Stated problem:
Locate the string "exposure" in the records below. Copy every line where it occurs.

━━━━━━━━━━

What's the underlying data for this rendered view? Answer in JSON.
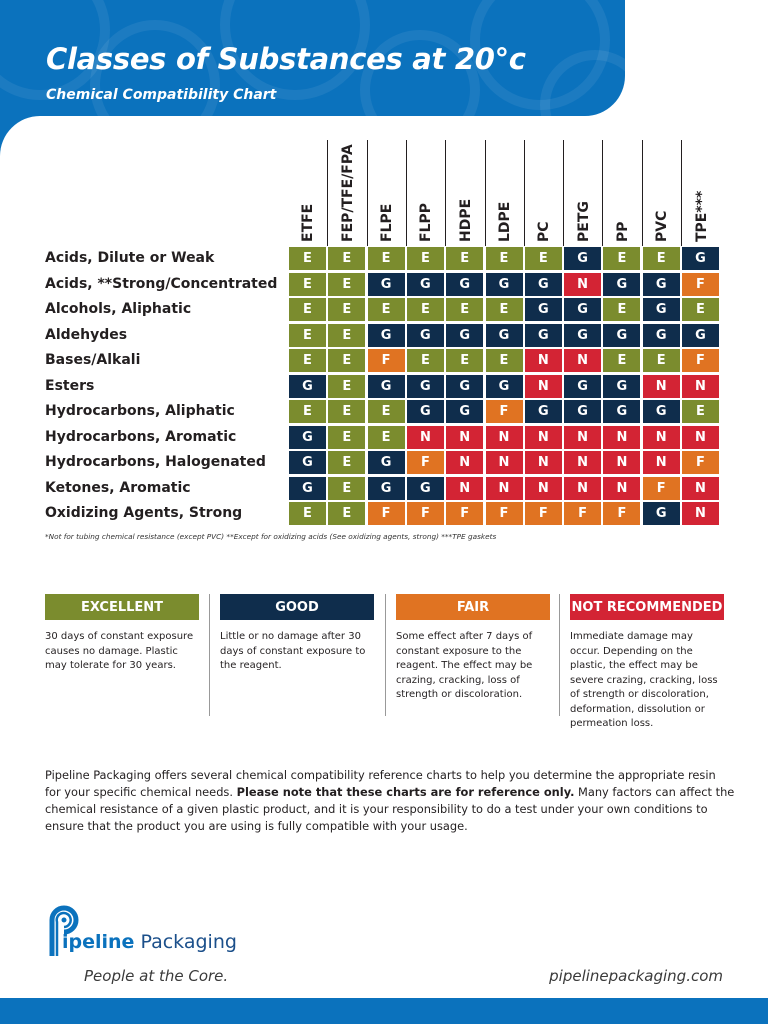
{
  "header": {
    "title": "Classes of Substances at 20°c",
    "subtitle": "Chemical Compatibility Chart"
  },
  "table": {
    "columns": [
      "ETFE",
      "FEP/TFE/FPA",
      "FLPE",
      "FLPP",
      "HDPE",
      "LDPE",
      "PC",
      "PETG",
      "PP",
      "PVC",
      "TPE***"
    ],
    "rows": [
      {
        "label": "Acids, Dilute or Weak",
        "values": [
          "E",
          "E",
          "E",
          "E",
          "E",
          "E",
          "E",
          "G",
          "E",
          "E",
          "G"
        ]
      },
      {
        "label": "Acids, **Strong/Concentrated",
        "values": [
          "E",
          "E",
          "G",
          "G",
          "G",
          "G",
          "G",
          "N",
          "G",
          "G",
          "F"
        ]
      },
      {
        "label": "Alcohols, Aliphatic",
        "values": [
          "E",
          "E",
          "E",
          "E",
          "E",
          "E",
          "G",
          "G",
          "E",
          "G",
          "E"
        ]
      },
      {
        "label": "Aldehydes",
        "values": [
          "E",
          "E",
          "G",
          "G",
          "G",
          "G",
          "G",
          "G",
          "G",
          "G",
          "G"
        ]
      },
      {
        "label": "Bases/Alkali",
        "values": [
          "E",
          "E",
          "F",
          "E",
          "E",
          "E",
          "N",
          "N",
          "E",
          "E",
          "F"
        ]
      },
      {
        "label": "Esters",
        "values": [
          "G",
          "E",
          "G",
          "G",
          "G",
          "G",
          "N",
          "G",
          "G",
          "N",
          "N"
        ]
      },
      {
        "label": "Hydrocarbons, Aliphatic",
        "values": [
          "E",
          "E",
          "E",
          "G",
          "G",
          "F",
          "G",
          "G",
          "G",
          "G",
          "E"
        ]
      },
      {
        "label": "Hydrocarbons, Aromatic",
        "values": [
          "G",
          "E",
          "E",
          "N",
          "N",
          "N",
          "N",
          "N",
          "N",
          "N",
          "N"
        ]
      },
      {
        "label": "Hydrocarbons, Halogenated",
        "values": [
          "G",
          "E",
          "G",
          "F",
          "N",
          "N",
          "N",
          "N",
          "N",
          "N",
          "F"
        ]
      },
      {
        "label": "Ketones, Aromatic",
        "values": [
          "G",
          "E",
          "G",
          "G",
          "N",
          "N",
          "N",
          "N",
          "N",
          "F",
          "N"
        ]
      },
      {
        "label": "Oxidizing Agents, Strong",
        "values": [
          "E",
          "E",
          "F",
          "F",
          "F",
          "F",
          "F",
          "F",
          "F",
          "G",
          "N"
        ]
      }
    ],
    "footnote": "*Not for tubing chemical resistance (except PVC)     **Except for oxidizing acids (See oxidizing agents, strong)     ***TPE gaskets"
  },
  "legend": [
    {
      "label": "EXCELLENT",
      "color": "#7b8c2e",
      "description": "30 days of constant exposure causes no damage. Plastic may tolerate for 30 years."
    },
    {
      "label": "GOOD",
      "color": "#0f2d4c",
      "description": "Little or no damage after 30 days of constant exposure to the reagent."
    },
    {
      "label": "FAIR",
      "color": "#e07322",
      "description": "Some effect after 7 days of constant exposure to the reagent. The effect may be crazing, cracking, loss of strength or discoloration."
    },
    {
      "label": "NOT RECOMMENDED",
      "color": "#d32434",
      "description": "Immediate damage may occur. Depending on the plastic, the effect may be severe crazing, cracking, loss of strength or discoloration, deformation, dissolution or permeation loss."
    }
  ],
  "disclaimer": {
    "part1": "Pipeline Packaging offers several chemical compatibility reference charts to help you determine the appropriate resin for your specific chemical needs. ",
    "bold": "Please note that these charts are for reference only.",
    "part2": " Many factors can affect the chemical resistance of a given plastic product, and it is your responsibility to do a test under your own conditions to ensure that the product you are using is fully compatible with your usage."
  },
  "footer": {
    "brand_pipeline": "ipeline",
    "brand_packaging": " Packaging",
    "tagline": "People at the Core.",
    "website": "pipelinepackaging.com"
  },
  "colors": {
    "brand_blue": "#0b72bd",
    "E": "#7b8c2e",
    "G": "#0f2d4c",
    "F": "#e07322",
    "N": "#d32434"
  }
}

━━━━━━━━━━

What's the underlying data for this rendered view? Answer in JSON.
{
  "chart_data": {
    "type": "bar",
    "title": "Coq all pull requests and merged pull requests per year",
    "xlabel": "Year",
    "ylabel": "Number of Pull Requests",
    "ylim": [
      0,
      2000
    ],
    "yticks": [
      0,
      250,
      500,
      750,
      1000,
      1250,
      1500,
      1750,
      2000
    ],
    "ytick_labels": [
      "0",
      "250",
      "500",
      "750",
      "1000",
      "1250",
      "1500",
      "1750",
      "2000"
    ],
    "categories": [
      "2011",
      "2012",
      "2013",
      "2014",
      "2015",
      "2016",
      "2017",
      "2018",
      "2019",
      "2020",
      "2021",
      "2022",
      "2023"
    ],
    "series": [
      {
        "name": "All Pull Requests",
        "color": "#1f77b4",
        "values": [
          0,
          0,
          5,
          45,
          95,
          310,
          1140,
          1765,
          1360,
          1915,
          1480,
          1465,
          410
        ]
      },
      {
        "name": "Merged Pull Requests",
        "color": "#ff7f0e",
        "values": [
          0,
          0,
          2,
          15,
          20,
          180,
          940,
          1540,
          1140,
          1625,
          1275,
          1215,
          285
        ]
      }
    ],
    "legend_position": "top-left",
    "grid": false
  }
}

━━━━━━━━━━

Response below:
      "description": "30 days of constant exposure causes no damage. Plastic may tolerate for 30 years."
      "description": "Little or no damage after 30 days of constant exposure to the reagent."
      "description": "Some effect after 7 days of constant exposure to the reagent. The effect may be crazing, cracking, loss of strength or discoloration."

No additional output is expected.